- **WORK REQUIRED**:
Restate the records below word for word.

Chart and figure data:

--- begin ---

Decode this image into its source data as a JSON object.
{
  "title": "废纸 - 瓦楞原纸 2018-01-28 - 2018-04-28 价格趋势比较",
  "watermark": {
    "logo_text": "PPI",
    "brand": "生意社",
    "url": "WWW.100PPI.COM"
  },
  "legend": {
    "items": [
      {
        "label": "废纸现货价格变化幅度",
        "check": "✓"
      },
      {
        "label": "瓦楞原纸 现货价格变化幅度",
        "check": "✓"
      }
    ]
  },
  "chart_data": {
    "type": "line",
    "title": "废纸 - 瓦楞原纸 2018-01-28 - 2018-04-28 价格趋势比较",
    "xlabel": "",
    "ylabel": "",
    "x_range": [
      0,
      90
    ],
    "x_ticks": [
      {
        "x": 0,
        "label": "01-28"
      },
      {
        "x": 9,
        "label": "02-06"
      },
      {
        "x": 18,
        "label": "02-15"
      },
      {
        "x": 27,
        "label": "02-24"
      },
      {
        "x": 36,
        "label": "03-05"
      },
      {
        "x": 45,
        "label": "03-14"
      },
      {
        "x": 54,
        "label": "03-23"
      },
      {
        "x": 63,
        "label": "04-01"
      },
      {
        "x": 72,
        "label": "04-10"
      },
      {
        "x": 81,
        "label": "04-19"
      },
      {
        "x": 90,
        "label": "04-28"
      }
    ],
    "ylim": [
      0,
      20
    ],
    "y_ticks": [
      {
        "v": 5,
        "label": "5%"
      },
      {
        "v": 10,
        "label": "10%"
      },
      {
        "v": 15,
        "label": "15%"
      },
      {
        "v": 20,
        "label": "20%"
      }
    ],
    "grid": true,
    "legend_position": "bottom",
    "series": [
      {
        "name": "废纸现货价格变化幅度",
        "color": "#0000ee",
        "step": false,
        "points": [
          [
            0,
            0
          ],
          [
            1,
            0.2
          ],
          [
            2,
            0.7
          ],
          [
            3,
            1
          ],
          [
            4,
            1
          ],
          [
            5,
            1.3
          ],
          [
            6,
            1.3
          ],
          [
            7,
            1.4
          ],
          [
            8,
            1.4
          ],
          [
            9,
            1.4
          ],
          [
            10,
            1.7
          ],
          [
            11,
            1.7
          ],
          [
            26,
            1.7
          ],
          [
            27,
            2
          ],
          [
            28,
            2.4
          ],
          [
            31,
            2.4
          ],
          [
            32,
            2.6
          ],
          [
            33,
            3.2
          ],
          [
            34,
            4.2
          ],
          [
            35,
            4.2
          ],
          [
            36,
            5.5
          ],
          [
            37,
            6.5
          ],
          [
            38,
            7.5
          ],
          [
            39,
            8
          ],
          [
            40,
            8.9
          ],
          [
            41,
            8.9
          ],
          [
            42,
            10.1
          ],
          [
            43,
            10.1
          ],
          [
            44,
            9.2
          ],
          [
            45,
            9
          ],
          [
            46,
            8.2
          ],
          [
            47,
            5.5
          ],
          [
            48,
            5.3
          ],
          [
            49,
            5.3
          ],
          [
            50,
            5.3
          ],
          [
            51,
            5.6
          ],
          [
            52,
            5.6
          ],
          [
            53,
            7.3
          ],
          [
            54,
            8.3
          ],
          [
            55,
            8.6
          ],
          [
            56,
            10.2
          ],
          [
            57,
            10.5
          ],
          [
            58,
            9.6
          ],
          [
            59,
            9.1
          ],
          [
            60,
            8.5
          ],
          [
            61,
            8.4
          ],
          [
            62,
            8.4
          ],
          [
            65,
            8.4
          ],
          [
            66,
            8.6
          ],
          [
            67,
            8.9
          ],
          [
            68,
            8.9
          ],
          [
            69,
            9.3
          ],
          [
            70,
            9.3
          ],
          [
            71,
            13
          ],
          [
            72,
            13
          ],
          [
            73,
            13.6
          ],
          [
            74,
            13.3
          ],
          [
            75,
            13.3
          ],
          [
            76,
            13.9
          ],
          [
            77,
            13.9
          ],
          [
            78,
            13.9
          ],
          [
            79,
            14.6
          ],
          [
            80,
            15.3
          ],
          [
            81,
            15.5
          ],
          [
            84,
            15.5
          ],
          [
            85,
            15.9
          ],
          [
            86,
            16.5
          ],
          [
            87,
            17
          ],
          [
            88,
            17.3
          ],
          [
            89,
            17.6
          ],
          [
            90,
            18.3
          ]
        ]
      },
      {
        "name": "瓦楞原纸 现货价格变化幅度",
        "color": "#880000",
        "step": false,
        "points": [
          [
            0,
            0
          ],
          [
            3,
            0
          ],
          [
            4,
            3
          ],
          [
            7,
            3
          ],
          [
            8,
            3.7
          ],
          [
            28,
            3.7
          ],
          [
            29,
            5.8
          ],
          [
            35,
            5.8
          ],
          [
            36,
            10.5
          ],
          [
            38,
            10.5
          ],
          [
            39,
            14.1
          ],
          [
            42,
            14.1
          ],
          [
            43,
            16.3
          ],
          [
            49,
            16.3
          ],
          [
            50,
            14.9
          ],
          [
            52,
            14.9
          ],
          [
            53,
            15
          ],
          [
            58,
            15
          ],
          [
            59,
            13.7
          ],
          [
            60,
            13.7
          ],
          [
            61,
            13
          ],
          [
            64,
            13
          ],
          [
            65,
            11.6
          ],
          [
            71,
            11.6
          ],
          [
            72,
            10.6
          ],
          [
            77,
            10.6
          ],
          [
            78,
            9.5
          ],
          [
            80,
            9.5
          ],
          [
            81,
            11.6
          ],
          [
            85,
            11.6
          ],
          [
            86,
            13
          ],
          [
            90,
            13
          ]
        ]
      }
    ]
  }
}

--- end ---

- **RESULT OF THIS EXERCISE**:
Decode this image into its source data as a JSON object.
{
  "title": "废纸 - 瓦楞原纸 2018-01-28 - 2018-04-28 价格趋势比较",
  "watermark": {
    "logo_text": "PPI",
    "brand": "生意社",
    "url": "WWW.100PPI.COM"
  },
  "legend": {
    "items": [
      {
        "label": "废纸现货价格变化幅度",
        "check": "✓"
      },
      {
        "label": "瓦楞原纸 现货价格变化幅度",
        "check": "✓"
      }
    ]
  },
  "chart_data": {
    "type": "line",
    "title": "废纸 - 瓦楞原纸 2018-01-28 - 2018-04-28 价格趋势比较",
    "xlabel": "",
    "ylabel": "",
    "x_range": [
      0,
      90
    ],
    "x_ticks": [
      {
        "x": 0,
        "label": "01-28"
      },
      {
        "x": 9,
        "label": "02-06"
      },
      {
        "x": 18,
        "label": "02-15"
      },
      {
        "x": 27,
        "label": "02-24"
      },
      {
        "x": 36,
        "label": "03-05"
      },
      {
        "x": 45,
        "label": "03-14"
      },
      {
        "x": 54,
        "label": "03-23"
      },
      {
        "x": 63,
        "label": "04-01"
      },
      {
        "x": 72,
        "label": "04-10"
      },
      {
        "x": 81,
        "label": "04-19"
      },
      {
        "x": 90,
        "label": "04-28"
      }
    ],
    "ylim": [
      0,
      20
    ],
    "y_ticks": [
      {
        "v": 5,
        "label": "5%"
      },
      {
        "v": 10,
        "label": "10%"
      },
      {
        "v": 15,
        "label": "15%"
      },
      {
        "v": 20,
        "label": "20%"
      }
    ],
    "grid": true,
    "legend_position": "bottom",
    "series": [
      {
        "name": "废纸现货价格变化幅度",
        "color": "#0000ee",
        "step": false,
        "points": [
          [
            0,
            0
          ],
          [
            1,
            0.2
          ],
          [
            2,
            0.7
          ],
          [
            3,
            1
          ],
          [
            4,
            1
          ],
          [
            5,
            1.3
          ],
          [
            6,
            1.3
          ],
          [
            7,
            1.4
          ],
          [
            8,
            1.4
          ],
          [
            9,
            1.4
          ],
          [
            10,
            1.7
          ],
          [
            11,
            1.7
          ],
          [
            26,
            1.7
          ],
          [
            27,
            2
          ],
          [
            28,
            2.4
          ],
          [
            31,
            2.4
          ],
          [
            32,
            2.6
          ],
          [
            33,
            3.2
          ],
          [
            34,
            4.2
          ],
          [
            35,
            4.2
          ],
          [
            36,
            5.5
          ],
          [
            37,
            6.5
          ],
          [
            38,
            7.5
          ],
          [
            39,
            8
          ],
          [
            40,
            8.9
          ],
          [
            41,
            8.9
          ],
          [
            42,
            10.1
          ],
          [
            43,
            10.1
          ],
          [
            44,
            9.2
          ],
          [
            45,
            9
          ],
          [
            46,
            8.2
          ],
          [
            47,
            5.5
          ],
          [
            48,
            5.3
          ],
          [
            49,
            5.3
          ],
          [
            50,
            5.3
          ],
          [
            51,
            5.6
          ],
          [
            52,
            5.6
          ],
          [
            53,
            7.3
          ],
          [
            54,
            8.3
          ],
          [
            55,
            8.6
          ],
          [
            56,
            10.2
          ],
          [
            57,
            10.5
          ],
          [
            58,
            9.6
          ],
          [
            59,
            9.1
          ],
          [
            60,
            8.5
          ],
          [
            61,
            8.4
          ],
          [
            62,
            8.4
          ],
          [
            65,
            8.4
          ],
          [
            66,
            8.6
          ],
          [
            67,
            8.9
          ],
          [
            68,
            8.9
          ],
          [
            69,
            9.3
          ],
          [
            70,
            9.3
          ],
          [
            71,
            13
          ],
          [
            72,
            13
          ],
          [
            73,
            13.6
          ],
          [
            74,
            13.3
          ],
          [
            75,
            13.3
          ],
          [
            76,
            13.9
          ],
          [
            77,
            13.9
          ],
          [
            78,
            13.9
          ],
          [
            79,
            14.6
          ],
          [
            80,
            15.3
          ],
          [
            81,
            15.5
          ],
          [
            84,
            15.5
          ],
          [
            85,
            15.9
          ],
          [
            86,
            16.5
          ],
          [
            87,
            17
          ],
          [
            88,
            17.3
          ],
          [
            89,
            17.6
          ],
          [
            90,
            18.3
          ]
        ]
      },
      {
        "name": "瓦楞原纸 现货价格变化幅度",
        "color": "#880000",
        "step": false,
        "points": [
          [
            0,
            0
          ],
          [
            3,
            0
          ],
          [
            4,
            3
          ],
          [
            7,
            3
          ],
          [
            8,
            3.7
          ],
          [
            28,
            3.7
          ],
          [
            29,
            5.8
          ],
          [
            35,
            5.8
          ],
          [
            36,
            10.5
          ],
          [
            38,
            10.5
          ],
          [
            39,
            14.1
          ],
          [
            42,
            14.1
          ],
          [
            43,
            16.3
          ],
          [
            49,
            16.3
          ],
          [
            50,
            14.9
          ],
          [
            52,
            14.9
          ],
          [
            53,
            15
          ],
          [
            58,
            15
          ],
          [
            59,
            13.7
          ],
          [
            60,
            13.7
          ],
          [
            61,
            13
          ],
          [
            64,
            13
          ],
          [
            65,
            11.6
          ],
          [
            71,
            11.6
          ],
          [
            72,
            10.6
          ],
          [
            77,
            10.6
          ],
          [
            78,
            9.5
          ],
          [
            80,
            9.5
          ],
          [
            81,
            11.6
          ],
          [
            85,
            11.6
          ],
          [
            86,
            13
          ],
          [
            90,
            13
          ]
        ]
      }
    ]
  }
}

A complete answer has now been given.